### REQUEST
Copy each line exactly.

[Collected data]
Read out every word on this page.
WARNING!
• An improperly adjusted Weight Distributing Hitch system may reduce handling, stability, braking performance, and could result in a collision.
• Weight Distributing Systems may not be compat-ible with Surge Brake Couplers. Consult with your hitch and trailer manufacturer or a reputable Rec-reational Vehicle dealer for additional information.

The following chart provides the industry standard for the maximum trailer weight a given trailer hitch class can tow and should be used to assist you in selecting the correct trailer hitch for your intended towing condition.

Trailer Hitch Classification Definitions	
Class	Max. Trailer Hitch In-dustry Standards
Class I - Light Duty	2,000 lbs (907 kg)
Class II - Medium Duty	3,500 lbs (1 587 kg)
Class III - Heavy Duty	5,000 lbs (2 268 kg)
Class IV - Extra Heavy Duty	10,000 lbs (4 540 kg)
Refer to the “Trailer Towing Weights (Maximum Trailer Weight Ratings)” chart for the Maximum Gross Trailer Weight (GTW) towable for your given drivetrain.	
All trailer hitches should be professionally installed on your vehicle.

### ANSWER BELOW
Read out every word on this page.
WARNING!
• An improperly adjusted Weight Distributing Hitch system may reduce handling, stability, braking performance, and could result in a collision.
• Weight Distributing Systems may not be compat-ible with Surge Brake Couplers. Consult with your hitch and trailer manufacturer or a reputable Rec-reational Vehicle dealer for additional information.

The following chart provides the industry standard for the maximum trailer weight a given trailer hitch class can tow and should be used to assist you in selecting the correct trailer hitch for your intended towing condition.

Trailer Hitch Classification Definitions	
Class	Max. Trailer Hitch In-dustry Standards
Class I - Light Duty	2,000 lbs (907 kg)
Class II - Medium Duty	3,500 lbs (1 587 kg)
Class III - Heavy Duty	5,000 lbs (2 268 kg)
Class IV - Extra Heavy Duty	10,000 lbs (4 540 kg)
Refer to the “Trailer Towing Weights (Maximum Trailer Weight Ratings)” chart for the Maximum Gross Trailer Weight (GTW) towable for your given drivetrain.	
All trailer hitches should be professionally installed on your vehicle.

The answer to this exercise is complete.